Requirement
What follows is a listing to be transcribed exactly.

**** Task inputs

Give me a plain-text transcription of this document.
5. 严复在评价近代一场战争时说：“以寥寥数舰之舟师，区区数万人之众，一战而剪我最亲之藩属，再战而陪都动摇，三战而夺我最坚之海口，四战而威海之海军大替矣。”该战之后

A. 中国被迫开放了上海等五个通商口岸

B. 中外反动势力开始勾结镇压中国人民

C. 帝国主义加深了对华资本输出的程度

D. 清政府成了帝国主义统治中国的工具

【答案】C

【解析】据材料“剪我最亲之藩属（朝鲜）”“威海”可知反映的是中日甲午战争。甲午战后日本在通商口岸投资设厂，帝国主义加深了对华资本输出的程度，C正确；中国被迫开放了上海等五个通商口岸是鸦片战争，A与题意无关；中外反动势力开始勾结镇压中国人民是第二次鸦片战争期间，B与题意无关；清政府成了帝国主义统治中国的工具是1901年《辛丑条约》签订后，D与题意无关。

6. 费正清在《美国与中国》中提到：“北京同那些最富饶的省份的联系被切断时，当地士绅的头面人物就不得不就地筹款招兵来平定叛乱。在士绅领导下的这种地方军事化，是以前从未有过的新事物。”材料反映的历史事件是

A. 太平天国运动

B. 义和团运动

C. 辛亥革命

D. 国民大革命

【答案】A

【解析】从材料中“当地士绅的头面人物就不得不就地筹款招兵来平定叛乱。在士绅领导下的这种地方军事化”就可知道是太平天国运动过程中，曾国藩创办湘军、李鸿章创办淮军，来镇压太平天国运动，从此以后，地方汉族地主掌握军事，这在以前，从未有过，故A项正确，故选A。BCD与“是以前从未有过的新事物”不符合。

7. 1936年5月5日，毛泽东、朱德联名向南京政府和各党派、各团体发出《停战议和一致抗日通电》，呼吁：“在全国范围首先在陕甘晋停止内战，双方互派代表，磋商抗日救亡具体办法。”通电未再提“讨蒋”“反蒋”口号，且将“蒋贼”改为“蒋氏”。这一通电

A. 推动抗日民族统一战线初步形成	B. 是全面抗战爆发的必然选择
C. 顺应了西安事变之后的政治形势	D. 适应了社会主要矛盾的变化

********

Result of this task
Give me a plain-text transcription of this document.
5. 严复在评价近代一场战争时说：“以寥寥数舰之舟师，区区数万人之众，一战而剪我最亲之藩属，再战而陪都动摇，三战而夺我最坚之海口，四战而威海之海军大替矣。”该战之后

A. 中国被迫开放了上海等五个通商口岸

B. 中外反动势力开始勾结镇压中国人民

C. 帝国主义加深了对华资本输出的程度

D. 清政府成了帝国主义统治中国的工具

【答案】C

【解析】据材料“剪我最亲之藩属（朝鲜）”“威海”可知反映的是中日甲午战争。甲午战后日本在通商口岸投资设厂，帝国主义加深了对华资本输出的程度，C正确；中国被迫开放了上海等五个通商口岸是鸦片战争，A与题意无关；中外反动势力开始勾结镇压中国人民是第二次鸦片战争期间，B与题意无关；清政府成了帝国主义统治中国的工具是1901年《辛丑条约》签订后，D与题意无关。

6. 费正清在《美国与中国》中提到：“北京同那些最富饶的省份的联系被切断时，当地士绅的头面人物就不得不就地筹款招兵来平定叛乱。在士绅领导下的这种地方军事化，是以前从未有过的新事物。”材料反映的历史事件是

A. 太平天国运动

B. 义和团运动

C. 辛亥革命

D. 国民大革命

【答案】A

【解析】从材料中“当地士绅的头面人物就不得不就地筹款招兵来平定叛乱。在士绅领导下的这种地方军事化”就可知道是太平天国运动过程中，曾国藩创办湘军、李鸿章创办淮军，来镇压太平天国运动，从此以后，地方汉族地主掌握军事，这在以前，从未有过，故A项正确，故选A。BCD与“是以前从未有过的新事物”不符合。

7. 1936年5月5日，毛泽东、朱德联名向南京政府和各党派、各团体发出《停战议和一致抗日通电》，呼吁：“在全国范围首先在陕甘晋停止内战，双方互派代表，磋商抗日救亡具体办法。”通电未再提“讨蒋”“反蒋”口号，且将“蒋贼”改为“蒋氏”。这一通电

A. 推动抗日民族统一战线初步形成	B. 是全面抗战爆发的必然选择
C. 顺应了西安事变之后的政治形势	D. 适应了社会主要矛盾的变化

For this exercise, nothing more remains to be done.